- Required task -
State the number of lines that contain the word "What", and add nothing else.

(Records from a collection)
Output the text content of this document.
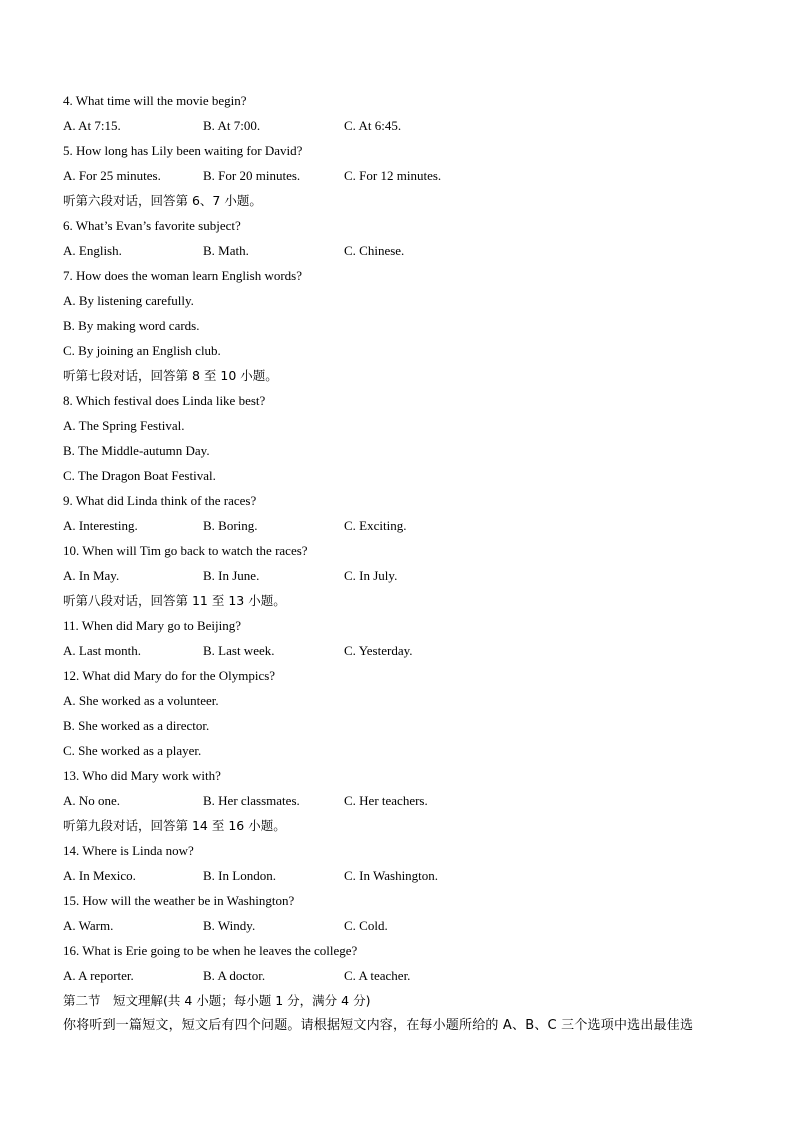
4. What time will the movie begin?
A. At 7:15.	B. At 7:00.	C. At 6:45.
5. How long has Lily been waiting for David?
A. For 25 minutes.	B. For 20 minutes.	C. For 12 minutes.
听第六段对话，回答第 6、7 小题。
6. What’s Evan’s favorite subject?
A. English.	B. Math.	C. Chinese.
7. How does the woman learn English words?
A. By listening carefully.
B. By making word cards.
C. By joining an English club.
听第七段对话，回答第 8 至 10 小题。
8. Which festival does Linda like best?
A. The Spring Festival.
B. The Middle-autumn Day.
C. The Dragon Boat Festival.
9. What did Linda think of the races?
A. Interesting.	B. Boring.	C. Exciting.
10. When will Tim go back to watch the races?
A. In May.	B. In June.	C. In July.
听第八段对话，回答第 11 至 13 小题。
11. When did Mary go to Beijing?
A. Last month.	B. Last week.	C. Yesterday.
12. What did Mary do for the Olympics?
A. She worked as a volunteer.
B. She worked as a director.
C. She worked as a player.
13. Who did Mary work with?
A. No one.	B. Her classmates.	C. Her teachers.
听第九段对话，回答第 14 至 16 小题。
14. Where is Linda now?
A. In Mexico.	B. In London.	C. In Washington.
15. How will the weather be in Washington?
A. Warm.	B. Windy.	C. Cold.
16. What is Erie going to be when he leaves the college?
A. A reporter.	B. A doctor.	C. A teacher.
第二节　短文理解(共 4 小题；每小题 1 分，满分 4 分)
你将听到一篇短文，短文后有四个问题。请根据短文内容，在每小题所给的 A、B、C 三个选项中选出最佳选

- Solution to the problem -
5